#### ENTRIES SUPPLIED

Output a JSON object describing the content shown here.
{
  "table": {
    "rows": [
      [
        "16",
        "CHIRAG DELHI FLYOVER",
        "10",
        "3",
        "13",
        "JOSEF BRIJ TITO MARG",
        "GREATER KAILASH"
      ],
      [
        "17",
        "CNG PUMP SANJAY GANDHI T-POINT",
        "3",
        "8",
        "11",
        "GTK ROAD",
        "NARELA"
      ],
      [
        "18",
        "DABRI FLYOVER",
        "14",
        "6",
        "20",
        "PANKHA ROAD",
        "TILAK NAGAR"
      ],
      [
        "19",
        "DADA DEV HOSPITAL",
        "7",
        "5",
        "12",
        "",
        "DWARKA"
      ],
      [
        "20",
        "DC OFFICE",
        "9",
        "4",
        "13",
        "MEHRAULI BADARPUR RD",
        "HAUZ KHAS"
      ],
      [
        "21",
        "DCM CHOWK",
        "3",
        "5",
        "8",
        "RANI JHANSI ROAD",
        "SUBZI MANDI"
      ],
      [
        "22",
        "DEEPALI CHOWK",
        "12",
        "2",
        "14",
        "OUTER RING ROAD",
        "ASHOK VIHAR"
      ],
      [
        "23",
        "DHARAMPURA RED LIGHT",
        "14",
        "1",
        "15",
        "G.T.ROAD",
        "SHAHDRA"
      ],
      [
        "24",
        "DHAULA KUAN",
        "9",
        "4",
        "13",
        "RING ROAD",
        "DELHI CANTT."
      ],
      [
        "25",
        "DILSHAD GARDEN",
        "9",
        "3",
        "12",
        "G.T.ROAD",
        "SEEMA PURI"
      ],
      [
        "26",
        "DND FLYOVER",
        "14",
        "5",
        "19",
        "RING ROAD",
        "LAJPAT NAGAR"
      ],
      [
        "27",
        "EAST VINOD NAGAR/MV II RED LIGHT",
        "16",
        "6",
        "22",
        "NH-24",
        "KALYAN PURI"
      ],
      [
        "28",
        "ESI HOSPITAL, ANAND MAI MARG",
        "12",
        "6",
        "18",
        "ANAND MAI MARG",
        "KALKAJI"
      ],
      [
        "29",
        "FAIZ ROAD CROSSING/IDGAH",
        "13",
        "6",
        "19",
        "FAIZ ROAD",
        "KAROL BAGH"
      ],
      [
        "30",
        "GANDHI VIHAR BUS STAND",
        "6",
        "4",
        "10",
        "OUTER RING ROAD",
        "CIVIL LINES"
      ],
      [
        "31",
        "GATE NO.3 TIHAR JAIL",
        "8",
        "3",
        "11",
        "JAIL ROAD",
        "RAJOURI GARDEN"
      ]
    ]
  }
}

########

● **TASK REQUIREMENTS**:
Each record above should be returned exactly as it appears.

● **FINAL RESULT**:
Output a JSON object describing the content shown here.
{
  "table": {
    "rows": [
      [
        "16",
        "CHIRAG DELHI FLYOVER",
        "10",
        "3",
        "13",
        "JOSEF BRIJ TITO MARG",
        "GREATER KAILASH"
      ],
      [
        "17",
        "CNG PUMP SANJAY GANDHI T-POINT",
        "3",
        "8",
        "11",
        "GTK ROAD",
        "NARELA"
      ],
      [
        "18",
        "DABRI FLYOVER",
        "14",
        "6",
        "20",
        "PANKHA ROAD",
        "TILAK NAGAR"
      ],
      [
        "19",
        "DADA DEV HOSPITAL",
        "7",
        "5",
        "12",
        "",
        "DWARKA"
      ],
      [
        "20",
        "DC OFFICE",
        "9",
        "4",
        "13",
        "MEHRAULI BADARPUR RD",
        "HAUZ KHAS"
      ],
      [
        "21",
        "DCM CHOWK",
        "3",
        "5",
        "8",
        "RANI JHANSI ROAD",
        "SUBZI MANDI"
      ],
      [
        "22",
        "DEEPALI CHOWK",
        "12",
        "2",
        "14",
        "OUTER RING ROAD",
        "ASHOK VIHAR"
      ],
      [
        "23",
        "DHARAMPURA RED LIGHT",
        "14",
        "1",
        "15",
        "G.T.ROAD",
        "SHAHDRA"
      ],
      [
        "24",
        "DHAULA KUAN",
        "9",
        "4",
        "13",
        "RING ROAD",
        "DELHI CANTT."
      ],
      [
        "25",
        "DILSHAD GARDEN",
        "9",
        "3",
        "12",
        "G.T.ROAD",
        "SEEMA PURI"
      ],
      [
        "26",
        "DND FLYOVER",
        "14",
        "5",
        "19",
        "RING ROAD",
        "LAJPAT NAGAR"
      ],
      [
        "27",
        "EAST VINOD NAGAR/MV II RED LIGHT",
        "16",
        "6",
        "22",
        "NH-24",
        "KALYAN PURI"
      ],
      [
        "28",
        "ESI HOSPITAL, ANAND MAI MARG",
        "12",
        "6",
        "18",
        "ANAND MAI MARG",
        "KALKAJI"
      ],
      [
        "29",
        "FAIZ ROAD CROSSING/IDGAH",
        "13",
        "6",
        "19",
        "FAIZ ROAD",
        "KAROL BAGH"
      ],
      [
        "30",
        "GANDHI VIHAR BUS STAND",
        "6",
        "4",
        "10",
        "OUTER RING ROAD",
        "CIVIL LINES"
      ],
      [
        "31",
        "GATE NO.3 TIHAR JAIL",
        "8",
        "3",
        "11",
        "JAIL ROAD",
        "RAJOURI GARDEN"
      ]
    ]
  }
}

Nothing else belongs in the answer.